Compute the number of lines that include the string "我长大了", then output that number and nothing else.

** Start of Record extracts **

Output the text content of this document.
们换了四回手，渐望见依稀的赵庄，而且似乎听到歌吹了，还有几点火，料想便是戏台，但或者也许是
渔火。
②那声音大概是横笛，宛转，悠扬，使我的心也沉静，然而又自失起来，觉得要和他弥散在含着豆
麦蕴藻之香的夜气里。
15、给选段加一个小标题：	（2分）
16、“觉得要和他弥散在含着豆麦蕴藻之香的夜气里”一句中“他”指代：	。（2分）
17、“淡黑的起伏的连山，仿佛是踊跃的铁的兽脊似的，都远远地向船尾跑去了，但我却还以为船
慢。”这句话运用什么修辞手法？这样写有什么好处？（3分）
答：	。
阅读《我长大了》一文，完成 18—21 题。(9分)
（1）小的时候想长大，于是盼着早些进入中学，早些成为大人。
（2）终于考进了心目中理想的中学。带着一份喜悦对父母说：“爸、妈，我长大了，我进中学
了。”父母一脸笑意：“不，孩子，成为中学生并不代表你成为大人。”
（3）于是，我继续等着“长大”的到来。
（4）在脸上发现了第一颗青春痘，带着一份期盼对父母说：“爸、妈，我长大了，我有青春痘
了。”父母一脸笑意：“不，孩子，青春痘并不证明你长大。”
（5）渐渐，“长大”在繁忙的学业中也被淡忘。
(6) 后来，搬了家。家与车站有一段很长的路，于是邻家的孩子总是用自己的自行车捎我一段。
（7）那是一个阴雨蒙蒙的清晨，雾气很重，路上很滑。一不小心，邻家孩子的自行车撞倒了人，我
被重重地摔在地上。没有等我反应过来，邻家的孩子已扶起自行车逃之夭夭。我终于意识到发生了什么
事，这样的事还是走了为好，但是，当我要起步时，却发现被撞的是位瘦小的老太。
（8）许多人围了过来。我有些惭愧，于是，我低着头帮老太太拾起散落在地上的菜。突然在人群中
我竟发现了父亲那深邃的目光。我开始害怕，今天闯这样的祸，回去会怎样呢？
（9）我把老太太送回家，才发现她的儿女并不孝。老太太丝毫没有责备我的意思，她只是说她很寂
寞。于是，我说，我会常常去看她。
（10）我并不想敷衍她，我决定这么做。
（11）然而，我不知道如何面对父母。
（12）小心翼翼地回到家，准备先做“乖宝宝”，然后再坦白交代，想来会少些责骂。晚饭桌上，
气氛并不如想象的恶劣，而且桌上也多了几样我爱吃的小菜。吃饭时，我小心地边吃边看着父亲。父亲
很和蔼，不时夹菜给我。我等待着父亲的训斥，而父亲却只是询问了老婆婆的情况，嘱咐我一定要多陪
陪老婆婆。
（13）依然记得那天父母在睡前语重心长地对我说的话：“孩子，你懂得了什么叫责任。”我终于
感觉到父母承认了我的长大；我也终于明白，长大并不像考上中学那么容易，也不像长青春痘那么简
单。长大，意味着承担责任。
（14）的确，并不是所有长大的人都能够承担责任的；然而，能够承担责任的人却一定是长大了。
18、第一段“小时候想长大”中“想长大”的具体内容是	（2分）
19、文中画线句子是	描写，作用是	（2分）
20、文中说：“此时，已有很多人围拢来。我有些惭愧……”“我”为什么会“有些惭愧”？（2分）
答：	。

** End of Record extracts **

> _Task answer_
3